_DIRECTIONS FOR THIS TASK_.
Count the lines below that contain "бағалауға". Give only the number.

_THE RECORDS_.
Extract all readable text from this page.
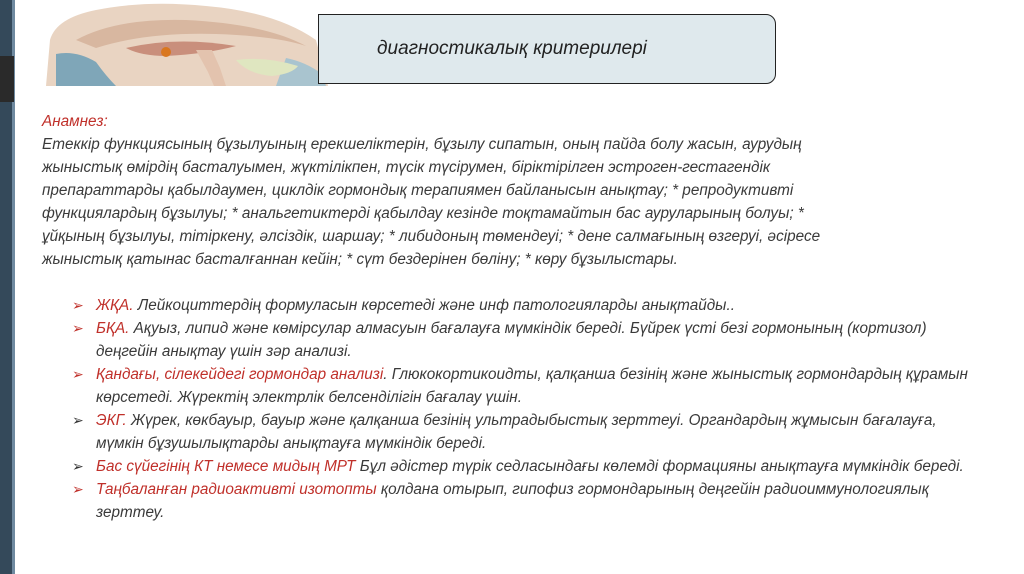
диагностикалық критерилері
Анамнез:
Етеккір функциясының бұзылуының ерекшеліктерін, бұзылу сипатын, оның пайда болу жасын, аурудың
жыныстық өмірдің басталуымен, жүктілікпен, түсік түсірумен, біріктірілген эстроген-гестагендік
препараттарды қабылдаумен, циклдік гормондық терапиямен байланысын анықтау; * репродуктивті
функциялардың бұзылуы; * анальгетиктерді қабылдау кезінде тоқтамайтын бас ауруларының болуы; *
ұйқының бұзылуы, тітіркену, әлсіздік, шаршау; * либидоның төмендеуі; * дене салмағының өзгеруі, әсіресе
жыныстық қатынас басталғаннан кейін; * сүт бездерінен бөліну; * көру бұзылыстары.
➢ ЖҚА. Лейкоциттердің формуласын көрсетеді және инф патологияларды анықтайды..
➢ БҚА. Ақуыз, липид және көмірсулар алмасуын бағалауға мүмкіндік береді. Бүйрек үсті безі гормонының (кортизол) деңгейін анықтау үшін зәр анализі.
➢ Қандағы, сілекейдегі гормондар анализі. Глюкокортикоидты, қалқанша безінің және жыныстық гормондардың құрамын көрсетеді. Жүректің электрлік белсенділігін бағалау үшін.
➢ ЭКГ. Жүрек, көкбауыр, бауыр және қалқанша безінің ультрадыбыстық зерттеуі. Органдардың жұмысын бағалауға, мүмкін бұзушылықтарды анықтауға мүмкіндік береді.
➢ Бас сүйегінің КТ немесе мидың МРТ Бұл әдістер түрік седласындағы көлемді формацияны анықтауға мүмкіндік береді.
➢ Таңбаланған радиоактивті изотопты қолдана отырып, гипофиз гормондарының деңгейін радиоиммунологиялық зерттеу.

_CORRECT RESULT_.
2